7 tips for volunteer and employee wellbeing for church leaders
As church leaders, we want to see Jesus transform our communities, our nations and the entire world. But that vision shouldn't come at the cost of the wellbeing of our volunteers and employees.
This is a tricky balance for church leaders. Here are 7 tips for volunteer and employee wellbeing for church leaders:
1. Stop overworking your volunteers
As Scott Morrison said recently, "Stop it." Overworking your volunteers and burning them out isn't building the Kingdom of God. Prioritise your volunteers the same way you'd prioritise a seeker who walks through your doors for the first time and doesn't know Jesus.
It is possible to passionately chase after the calling God has for you and your church AND to look after your volunteers.
2. Create clear role descriptions for volunteers
Our church has rolled this out recently and I think it's super important. Role descriptions are important because they clarify expectations. Unclear expectations foster unrealistic expectations which lead to frustrated volunteers, frustrated pastors and frustrating ministry.
3. Model healthy family relationships
In churches more than anywhere else, leadership is about modelling. Your volunteers look up to you. If you want your volunteers and employees to have healthy families then you need to model what healthy family looks like.
How healthy is your family? If it could be healthier, then get whatever help you need to in order to get a healthier marriage and family.
4. Take mental health seriously
God is the God of medicine and the supernatural. He's the God of both. And mental health, like physical health, is an area where God moves naturally and supernaturally. Pray for people to have breakthrough in their mental health but also take mental health seriously as a medical condition.
In the past, mental health challenges such as depression and anxiety have had a stigma and in the church and have even been disregarded with a, 'Get over it mate' approach. Organisations like BeyondBlue are doing incredible work to reduce the stigma around mental health in our communities. I'd love to see the church pick up the baton and lead the way in normalising and caring for mental health in our communities and it starts with how we approach mental health with our volunteers and employees.
5. Invest in your personal physical health
One thing that comes up again and again in wellbeing is the importance of physical health. Tom Rath has a great book called Eat, Move, Sleep which unpacks the impact of diet, exercise and sleep on employee engagement.
Let me ask you as a church leader, how much sleep do you get every night? How healthy is your diet? How often do you exercise? If you want to invest in the wellbeing of your volunteers and employees, start by investing in your own wellbeing to model the way and consider starting by investing in your physical health—it's incredibly significant for wellbeing.

──────────────────────────────

- Directions
- A) Condense the paragraph of the wellbeing article that begins "In the past, mental health challenges" into two or three sentences, keeping its main points.
- B) Resume the wellbeing article after its last sentence, carrying on with the next tip in the same voice.
The data below plays no part in this work.

(Stored items)
──────────────────────────────

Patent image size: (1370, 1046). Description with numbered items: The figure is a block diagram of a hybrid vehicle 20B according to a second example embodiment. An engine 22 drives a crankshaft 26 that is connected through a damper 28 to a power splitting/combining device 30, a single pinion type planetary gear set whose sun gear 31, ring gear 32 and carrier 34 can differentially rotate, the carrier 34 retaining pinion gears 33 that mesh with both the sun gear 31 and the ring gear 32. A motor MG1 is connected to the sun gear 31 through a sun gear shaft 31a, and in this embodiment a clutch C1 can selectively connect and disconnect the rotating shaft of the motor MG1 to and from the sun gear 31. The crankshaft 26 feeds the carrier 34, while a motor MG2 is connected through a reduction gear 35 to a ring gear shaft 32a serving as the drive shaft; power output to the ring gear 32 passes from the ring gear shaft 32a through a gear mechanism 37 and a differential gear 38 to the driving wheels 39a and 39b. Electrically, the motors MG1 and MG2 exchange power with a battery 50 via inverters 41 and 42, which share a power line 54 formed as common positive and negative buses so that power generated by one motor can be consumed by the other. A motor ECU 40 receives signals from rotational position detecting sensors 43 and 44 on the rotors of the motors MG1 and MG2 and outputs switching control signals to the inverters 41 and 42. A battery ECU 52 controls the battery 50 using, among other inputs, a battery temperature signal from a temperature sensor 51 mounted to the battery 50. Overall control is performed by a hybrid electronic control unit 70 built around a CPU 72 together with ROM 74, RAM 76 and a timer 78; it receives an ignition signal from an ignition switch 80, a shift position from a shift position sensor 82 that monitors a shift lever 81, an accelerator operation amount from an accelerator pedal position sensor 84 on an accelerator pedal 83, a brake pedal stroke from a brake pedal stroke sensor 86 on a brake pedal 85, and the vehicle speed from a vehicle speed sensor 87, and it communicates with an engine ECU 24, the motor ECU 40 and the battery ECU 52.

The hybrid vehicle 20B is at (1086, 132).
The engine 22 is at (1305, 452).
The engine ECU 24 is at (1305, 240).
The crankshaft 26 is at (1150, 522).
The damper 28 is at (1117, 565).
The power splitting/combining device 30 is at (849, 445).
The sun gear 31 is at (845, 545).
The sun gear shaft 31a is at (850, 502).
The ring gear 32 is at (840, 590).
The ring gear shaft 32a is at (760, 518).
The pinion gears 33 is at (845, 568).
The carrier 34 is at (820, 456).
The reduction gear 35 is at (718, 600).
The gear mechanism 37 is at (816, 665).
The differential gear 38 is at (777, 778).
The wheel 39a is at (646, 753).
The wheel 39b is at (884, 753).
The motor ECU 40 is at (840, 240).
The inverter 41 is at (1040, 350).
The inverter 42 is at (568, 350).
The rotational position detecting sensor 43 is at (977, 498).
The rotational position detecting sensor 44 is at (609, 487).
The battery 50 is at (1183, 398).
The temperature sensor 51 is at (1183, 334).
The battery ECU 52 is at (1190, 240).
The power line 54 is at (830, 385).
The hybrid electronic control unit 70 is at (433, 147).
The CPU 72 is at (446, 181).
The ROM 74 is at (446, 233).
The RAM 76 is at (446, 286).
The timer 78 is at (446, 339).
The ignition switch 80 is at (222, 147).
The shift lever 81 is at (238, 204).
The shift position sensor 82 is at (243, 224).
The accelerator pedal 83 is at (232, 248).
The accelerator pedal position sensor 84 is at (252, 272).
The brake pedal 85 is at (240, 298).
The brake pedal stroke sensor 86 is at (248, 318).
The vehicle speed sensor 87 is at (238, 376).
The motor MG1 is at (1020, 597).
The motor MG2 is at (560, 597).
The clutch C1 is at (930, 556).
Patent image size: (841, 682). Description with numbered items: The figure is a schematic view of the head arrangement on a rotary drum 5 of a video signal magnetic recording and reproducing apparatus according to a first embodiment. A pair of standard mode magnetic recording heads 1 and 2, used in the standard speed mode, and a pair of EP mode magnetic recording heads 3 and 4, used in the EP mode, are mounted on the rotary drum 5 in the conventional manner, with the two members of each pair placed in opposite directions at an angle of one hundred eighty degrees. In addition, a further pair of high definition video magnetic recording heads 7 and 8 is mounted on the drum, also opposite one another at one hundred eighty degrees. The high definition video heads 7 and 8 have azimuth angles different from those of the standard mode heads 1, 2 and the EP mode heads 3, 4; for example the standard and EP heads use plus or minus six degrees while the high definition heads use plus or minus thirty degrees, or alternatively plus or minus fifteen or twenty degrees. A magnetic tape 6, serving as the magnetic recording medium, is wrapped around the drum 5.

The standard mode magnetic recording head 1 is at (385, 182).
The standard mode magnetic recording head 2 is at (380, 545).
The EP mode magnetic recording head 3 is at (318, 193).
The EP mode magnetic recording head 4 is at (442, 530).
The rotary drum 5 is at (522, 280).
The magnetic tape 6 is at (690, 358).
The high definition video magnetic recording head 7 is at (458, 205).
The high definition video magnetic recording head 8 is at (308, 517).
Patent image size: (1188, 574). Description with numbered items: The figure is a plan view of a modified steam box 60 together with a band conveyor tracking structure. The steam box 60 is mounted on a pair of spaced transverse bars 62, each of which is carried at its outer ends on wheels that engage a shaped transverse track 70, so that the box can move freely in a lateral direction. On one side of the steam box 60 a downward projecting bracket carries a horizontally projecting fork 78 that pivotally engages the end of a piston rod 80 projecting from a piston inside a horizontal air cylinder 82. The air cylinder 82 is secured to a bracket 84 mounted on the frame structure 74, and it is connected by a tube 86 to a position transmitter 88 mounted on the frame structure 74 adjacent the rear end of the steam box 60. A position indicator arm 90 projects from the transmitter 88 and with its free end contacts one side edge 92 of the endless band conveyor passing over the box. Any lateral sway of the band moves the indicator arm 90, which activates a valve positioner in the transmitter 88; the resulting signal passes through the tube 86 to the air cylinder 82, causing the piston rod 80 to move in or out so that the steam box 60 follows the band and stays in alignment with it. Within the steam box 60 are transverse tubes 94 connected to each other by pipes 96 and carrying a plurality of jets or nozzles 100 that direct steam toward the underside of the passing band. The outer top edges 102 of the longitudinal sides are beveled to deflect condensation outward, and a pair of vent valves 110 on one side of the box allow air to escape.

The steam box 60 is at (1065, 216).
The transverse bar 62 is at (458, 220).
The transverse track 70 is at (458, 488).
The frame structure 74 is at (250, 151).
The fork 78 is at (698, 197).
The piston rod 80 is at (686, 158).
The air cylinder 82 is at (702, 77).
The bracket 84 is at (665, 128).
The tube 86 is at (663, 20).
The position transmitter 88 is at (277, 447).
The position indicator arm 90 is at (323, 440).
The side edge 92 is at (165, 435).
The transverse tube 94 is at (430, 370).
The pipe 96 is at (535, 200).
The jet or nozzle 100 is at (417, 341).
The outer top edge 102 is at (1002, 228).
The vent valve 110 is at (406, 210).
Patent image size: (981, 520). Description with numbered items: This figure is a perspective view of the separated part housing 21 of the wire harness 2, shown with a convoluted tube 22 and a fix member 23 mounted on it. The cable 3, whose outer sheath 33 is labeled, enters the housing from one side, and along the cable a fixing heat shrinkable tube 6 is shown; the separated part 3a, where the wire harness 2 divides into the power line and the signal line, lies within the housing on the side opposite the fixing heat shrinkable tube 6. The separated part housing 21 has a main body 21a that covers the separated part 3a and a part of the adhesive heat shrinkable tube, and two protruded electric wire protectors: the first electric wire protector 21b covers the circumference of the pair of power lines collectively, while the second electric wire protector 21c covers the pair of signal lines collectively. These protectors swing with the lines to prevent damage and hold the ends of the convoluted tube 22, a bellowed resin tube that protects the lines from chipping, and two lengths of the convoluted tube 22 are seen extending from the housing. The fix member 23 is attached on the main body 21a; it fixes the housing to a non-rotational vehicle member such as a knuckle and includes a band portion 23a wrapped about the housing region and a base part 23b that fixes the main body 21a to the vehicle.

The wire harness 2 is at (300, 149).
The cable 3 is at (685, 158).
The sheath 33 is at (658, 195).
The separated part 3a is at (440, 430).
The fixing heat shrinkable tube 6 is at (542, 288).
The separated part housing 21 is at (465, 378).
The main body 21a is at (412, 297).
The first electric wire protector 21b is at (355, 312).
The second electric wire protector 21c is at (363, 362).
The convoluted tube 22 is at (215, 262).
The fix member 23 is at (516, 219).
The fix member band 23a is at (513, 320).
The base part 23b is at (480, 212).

──────────────────────────────

- Exercise results
- A) In the church, mental health challenges such as depression and anxiety have carried a stigma and have sometimes been brushed off with a "Get over it mate" attitude. Organizations like BeyondBlue are working to reduce that stigma in communities. The writer hopes the church will lead in normalizing and caring for mental health, beginning with how it approaches mental health among its volunteers and employees.

- B)
6. Stop rewarding dysfunctional behaviour
You know that volunteer whose family is falling apart at the seams and the way they're coping is to spend 85 hours at church every week? Stop calling them out to thank them and to put them up on a pedestal and put your shepherd hat on.
Stop being nice to them and be kind instead. Sit down with them and find out how they're really going. Set some boundaries as their leader to make sure they're looking after themselves. Even if you take a hit in ministry because of doing this, I think it's worth it.
You're putting them first as a person above ministry which I believe is always God's heart for these sort of things. It also sends a great message to everyone else implicitly that being a great volunteer at church is about loving God and loving the people around us more than it's about doing lots of stuff for the church.
You know the difference between those two phrases and I believe your intentions are for the best—but some of your volunteers might not know that and they might need the reminder.
7. Tell the good news stories
At the moment, John Krasinski of The Office fame is all over YouTube because of his 'SomeGoodNews' show. It's hilarious and timely. He just tells a bunch of good news in a humorous way to remind everyone there are good things happening in the world.
What was the most meaningful story in your church community in the past year? Have you filmed a testimonial about it? Have you asked the people involved in you can tell their story? Have you written the story out and shared it on social media or in an email to your volunteers?
Patrick Lencioni talks about leaders being Chief Reminding Officers. Now, more than ever, your volunteers need to be reminded over and over and over and over again that Jesus is the name above all names, that He's hurting with the hurting right now, that He's still saving lives in 2020 and that the harvest is plentiful.